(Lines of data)
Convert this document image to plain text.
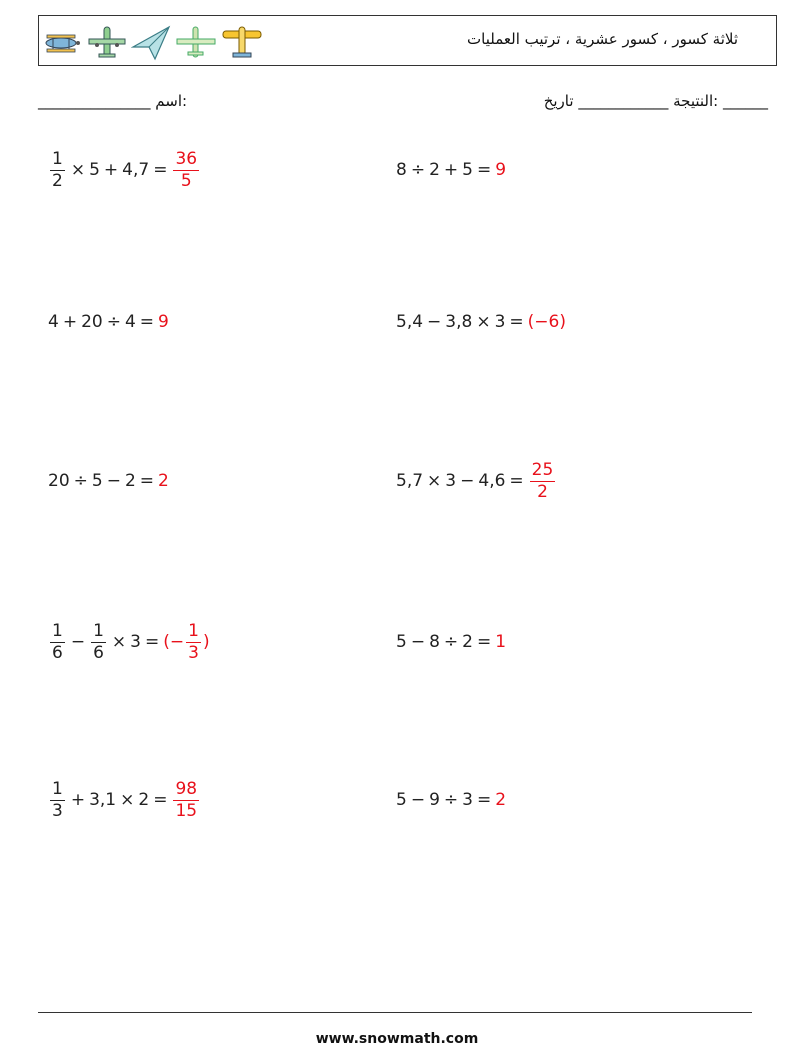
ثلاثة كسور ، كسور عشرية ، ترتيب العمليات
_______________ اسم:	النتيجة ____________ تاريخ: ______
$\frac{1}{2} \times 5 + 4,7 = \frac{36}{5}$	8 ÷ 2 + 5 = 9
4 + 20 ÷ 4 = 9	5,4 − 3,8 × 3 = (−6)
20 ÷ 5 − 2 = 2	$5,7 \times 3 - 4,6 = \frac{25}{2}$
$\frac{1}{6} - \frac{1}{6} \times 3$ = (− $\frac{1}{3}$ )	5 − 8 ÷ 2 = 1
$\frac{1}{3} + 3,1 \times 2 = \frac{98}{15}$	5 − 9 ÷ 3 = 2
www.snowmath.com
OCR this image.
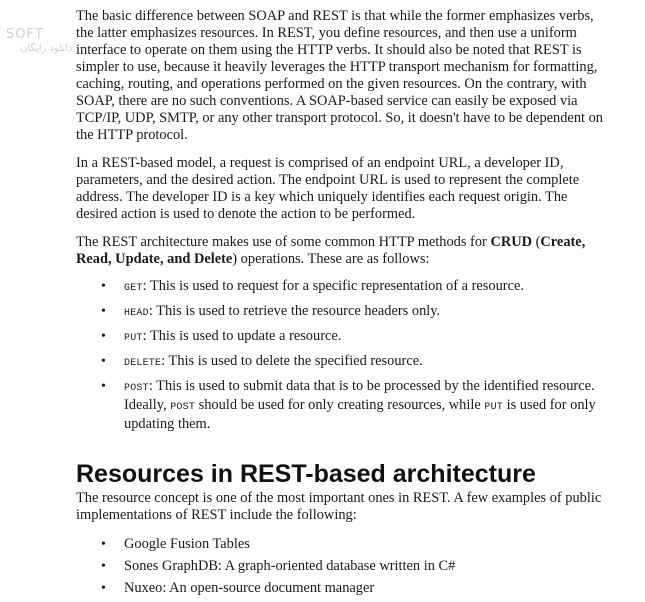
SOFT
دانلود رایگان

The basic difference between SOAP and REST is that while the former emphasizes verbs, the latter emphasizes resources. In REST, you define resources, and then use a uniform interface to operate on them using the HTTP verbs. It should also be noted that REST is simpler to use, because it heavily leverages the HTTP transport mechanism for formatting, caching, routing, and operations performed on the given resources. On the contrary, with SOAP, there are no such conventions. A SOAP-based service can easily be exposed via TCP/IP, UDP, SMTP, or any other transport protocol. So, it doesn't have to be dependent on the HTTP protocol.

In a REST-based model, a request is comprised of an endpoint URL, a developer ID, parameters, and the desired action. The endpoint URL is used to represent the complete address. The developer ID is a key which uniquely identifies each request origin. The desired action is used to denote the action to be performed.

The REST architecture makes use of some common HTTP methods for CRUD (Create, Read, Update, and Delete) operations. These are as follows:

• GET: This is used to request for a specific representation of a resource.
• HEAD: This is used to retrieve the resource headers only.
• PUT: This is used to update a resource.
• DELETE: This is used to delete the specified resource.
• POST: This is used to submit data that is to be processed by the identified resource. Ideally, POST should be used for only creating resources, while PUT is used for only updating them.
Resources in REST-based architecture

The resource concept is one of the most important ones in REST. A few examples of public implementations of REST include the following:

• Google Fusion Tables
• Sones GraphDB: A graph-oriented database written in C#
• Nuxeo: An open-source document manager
--
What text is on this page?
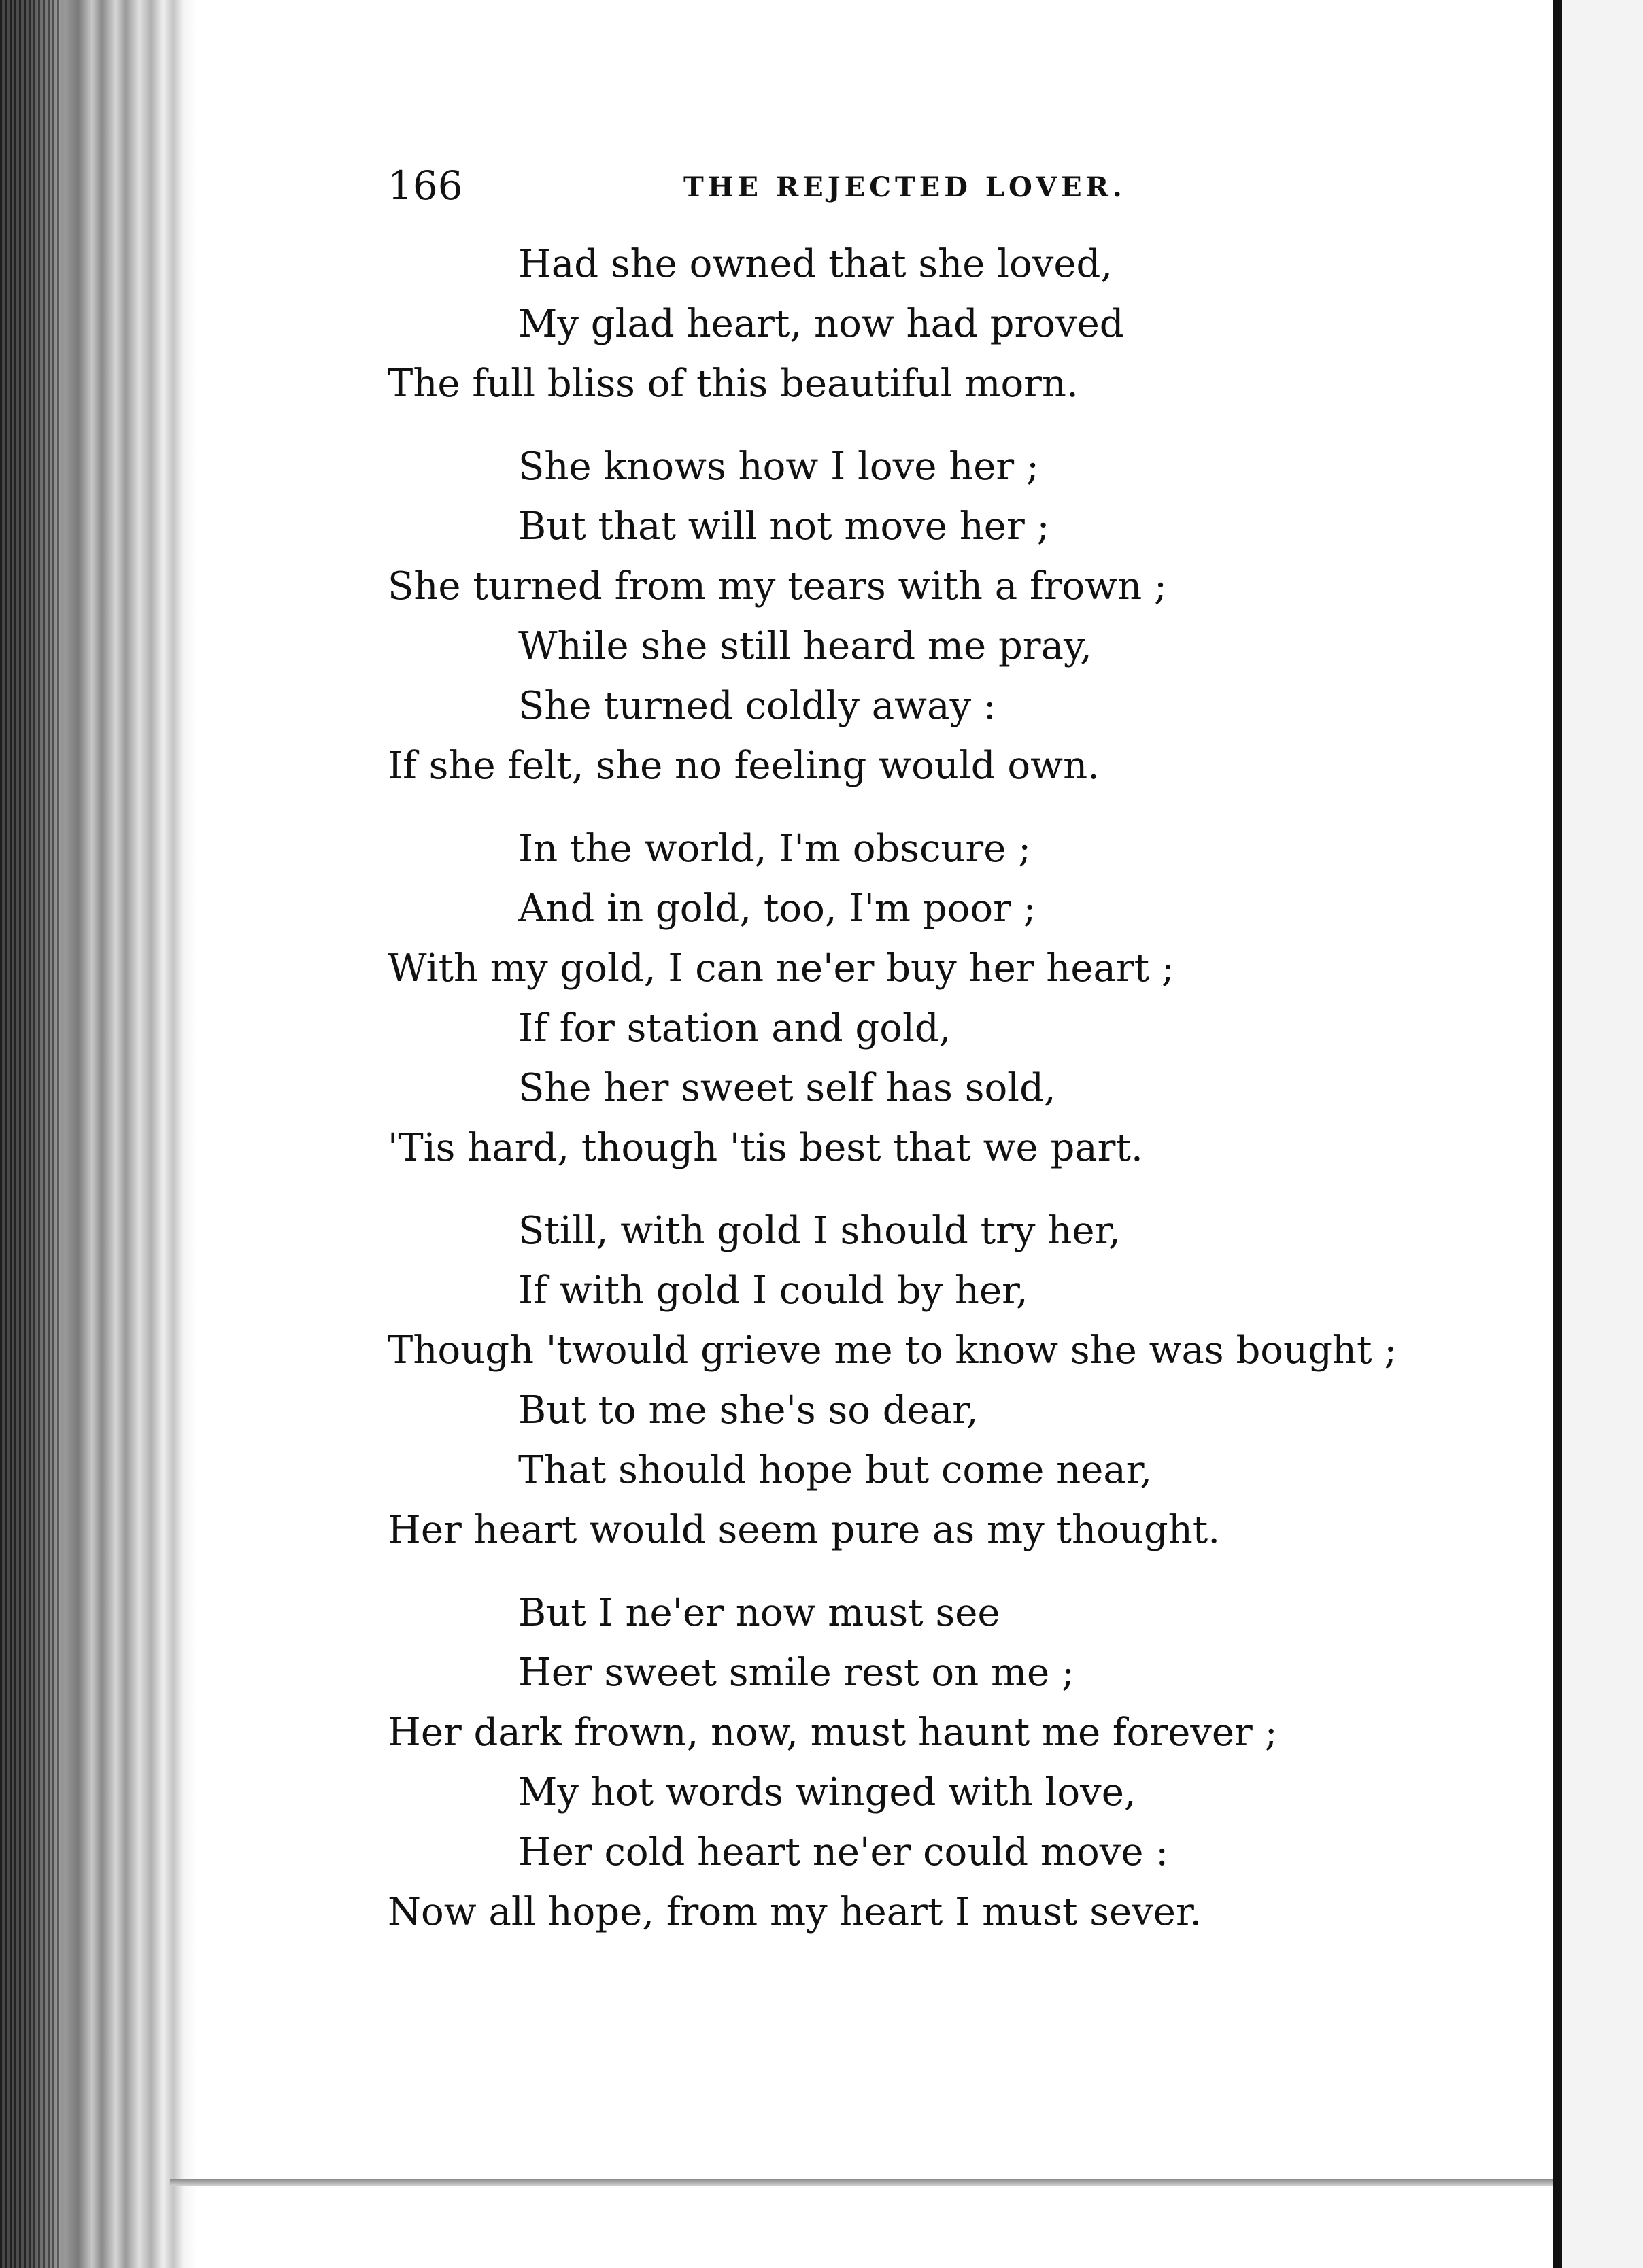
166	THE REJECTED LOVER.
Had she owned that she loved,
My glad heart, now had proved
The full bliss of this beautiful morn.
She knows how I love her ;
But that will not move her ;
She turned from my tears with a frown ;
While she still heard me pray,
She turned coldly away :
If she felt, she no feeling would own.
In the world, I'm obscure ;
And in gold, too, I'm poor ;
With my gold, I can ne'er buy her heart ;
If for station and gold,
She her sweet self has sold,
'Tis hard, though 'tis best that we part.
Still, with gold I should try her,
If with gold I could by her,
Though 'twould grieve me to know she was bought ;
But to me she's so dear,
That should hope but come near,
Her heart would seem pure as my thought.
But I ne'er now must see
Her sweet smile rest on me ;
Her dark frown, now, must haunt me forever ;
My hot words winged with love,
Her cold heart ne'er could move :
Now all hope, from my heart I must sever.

### EXERCISE OBJECTIVE
Pull out and copy each line containing the string "hope".

### TASK OUTPUT
That should hope but come near,
Now all hope, from my heart I must sever.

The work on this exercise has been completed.